→ WHAT IS EXPECTED
Please carry on the text about the Christmas cactus, the basement juicer and the barn cat Lynn, picking up after its last sentence.

→ GIVEN TEXT
My Christmas cactus is ahead of its time.
It bloomed six weeks before Christmas and now it is blooming again six weeks before Easter.
It does this quite consistently from year to year. I know that I might be able to change the timing by changes to watering, location and temperature, but I am content to leave things as they are.
FOUND IN THE BASEMENT


We believe that this is a fruit juicer.
Cut up the fruit – an orange, perhaps, or a lemon – place it in the bottom of the container, then press down with the handle. The pulp is forced to the bottom, while the juice flows through the sieve and can then be poured out via the lip on the side.
MEET LYNN

Lynn is our barnyard matriarch, a calico with attitude and the scars to prove it.
Like her mother before her, she remains somewhat aloof from the general barn cat population. She is never far away, it seems, but does not share her lodging with others. We see her coming out of the bush every morning for breakfast.

→ GIVEN ENTRIES

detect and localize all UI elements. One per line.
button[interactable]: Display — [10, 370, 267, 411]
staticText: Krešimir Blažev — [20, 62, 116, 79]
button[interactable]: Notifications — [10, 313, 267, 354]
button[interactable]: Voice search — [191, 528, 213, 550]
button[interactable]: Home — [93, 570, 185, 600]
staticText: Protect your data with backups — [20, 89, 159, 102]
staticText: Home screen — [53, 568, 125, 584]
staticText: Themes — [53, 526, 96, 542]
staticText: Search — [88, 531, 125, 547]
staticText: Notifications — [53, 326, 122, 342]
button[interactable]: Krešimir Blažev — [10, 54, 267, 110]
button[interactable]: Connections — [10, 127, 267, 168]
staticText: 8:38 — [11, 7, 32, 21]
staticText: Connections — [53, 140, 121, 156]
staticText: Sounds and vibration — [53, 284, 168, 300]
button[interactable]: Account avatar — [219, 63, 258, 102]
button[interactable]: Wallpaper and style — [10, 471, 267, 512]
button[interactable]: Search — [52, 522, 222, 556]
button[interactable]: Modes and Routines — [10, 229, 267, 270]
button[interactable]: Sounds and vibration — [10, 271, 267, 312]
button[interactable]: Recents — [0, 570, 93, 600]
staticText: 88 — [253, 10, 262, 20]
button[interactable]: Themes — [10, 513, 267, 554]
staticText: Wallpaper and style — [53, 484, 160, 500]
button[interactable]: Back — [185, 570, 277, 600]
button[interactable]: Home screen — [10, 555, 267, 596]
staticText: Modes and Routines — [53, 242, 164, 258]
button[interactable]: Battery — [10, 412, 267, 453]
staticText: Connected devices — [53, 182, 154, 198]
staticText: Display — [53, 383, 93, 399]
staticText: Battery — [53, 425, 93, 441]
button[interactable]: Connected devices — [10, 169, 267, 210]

→ EXERCISE OUTPUT
On sunny winter days, she likes to sit on our south-facing doorstep. Or on the deck railing, as pictured here.
Her best friend is the dog Jaeger, She runs to greet him whenever he goes outside. A preen and a purr and she’s off to the bush once again.
“When the Music’s Over” by Peter Robinson, McClelland & Stewart, 2016
I believe that I picked this up at McNally Robinson. Truth is, my piles of books to read are so high that when I get to the next one in the pile, I cannot always remember where I got it.
“When the Music’s Over” is an Inspector Banks novel. Banks has been promoted to Detective Superintendent and his first case involves decades-old sexual assault allegations against an aging celebrity entertainer. Meanwhile, D.I. Annie Cabot investigates the case of a teenager beaten, raped and thrown out of a moving vehicle.
“The Way The Crow Flies” by Ann-Marie MacDonald, Alfred A. Knoff Canada, 2003, Hardcover
I purchased this one last summer at a used book sale at Margaret Laurence House in Neepawa. It cost me $1.
Many years ago, I had started this book, but never finished it. There are very few books that I never finish. I thought that a loonie was a cheap price to try again.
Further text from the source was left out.